What is required:
Quote every entry word for word.

=======

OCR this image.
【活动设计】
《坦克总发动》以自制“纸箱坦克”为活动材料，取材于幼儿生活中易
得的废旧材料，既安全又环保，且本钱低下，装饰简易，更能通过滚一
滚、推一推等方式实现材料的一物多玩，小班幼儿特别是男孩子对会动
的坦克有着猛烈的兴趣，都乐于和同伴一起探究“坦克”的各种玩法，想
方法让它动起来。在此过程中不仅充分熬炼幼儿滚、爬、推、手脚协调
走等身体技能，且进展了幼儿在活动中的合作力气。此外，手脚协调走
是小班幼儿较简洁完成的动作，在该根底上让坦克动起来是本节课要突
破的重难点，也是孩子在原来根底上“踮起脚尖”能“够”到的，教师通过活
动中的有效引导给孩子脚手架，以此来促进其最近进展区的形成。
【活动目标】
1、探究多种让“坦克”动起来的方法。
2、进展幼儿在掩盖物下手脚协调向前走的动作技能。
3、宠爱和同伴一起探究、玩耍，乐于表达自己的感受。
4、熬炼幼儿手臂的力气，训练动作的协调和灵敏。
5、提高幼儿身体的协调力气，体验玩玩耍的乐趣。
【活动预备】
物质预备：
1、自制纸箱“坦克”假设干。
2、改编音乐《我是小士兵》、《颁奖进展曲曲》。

=======

Reply:
OCR this image.
【活动设计】
《坦克总发动》以自制“纸箱坦克”为活动材料，取材于幼儿生活中易
得的废旧材料，既安全又环保，且本钱低下，装饰简易，更能通过滚一
滚、推一推等方式实现材料的一物多玩，小班幼儿特别是男孩子对会动
的坦克有着猛烈的兴趣，都乐于和同伴一起探究“坦克”的各种玩法，想
方法让它动起来。在此过程中不仅充分熬炼幼儿滚、爬、推、手脚协调
走等身体技能，且进展了幼儿在活动中的合作力气。此外，手脚协调走
是小班幼儿较简洁完成的动作，在该根底上让坦克动起来是本节课要突
破的重难点，也是孩子在原来根底上“踮起脚尖”能“够”到的，教师通过活
动中的有效引导给孩子脚手架，以此来促进其最近进展区的形成。
【活动目标】
1、探究多种让“坦克”动起来的方法。
2、进展幼儿在掩盖物下手脚协调向前走的动作技能。
3、宠爱和同伴一起探究、玩耍，乐于表达自己的感受。
4、熬炼幼儿手臂的力气，训练动作的协调和灵敏。
5、提高幼儿身体的协调力气，体验玩玩耍的乐趣。
【活动预备】
物质预备：
1、自制纸箱“坦克”假设干。
2、改编音乐《我是小士兵》、《颁奖进展曲曲》。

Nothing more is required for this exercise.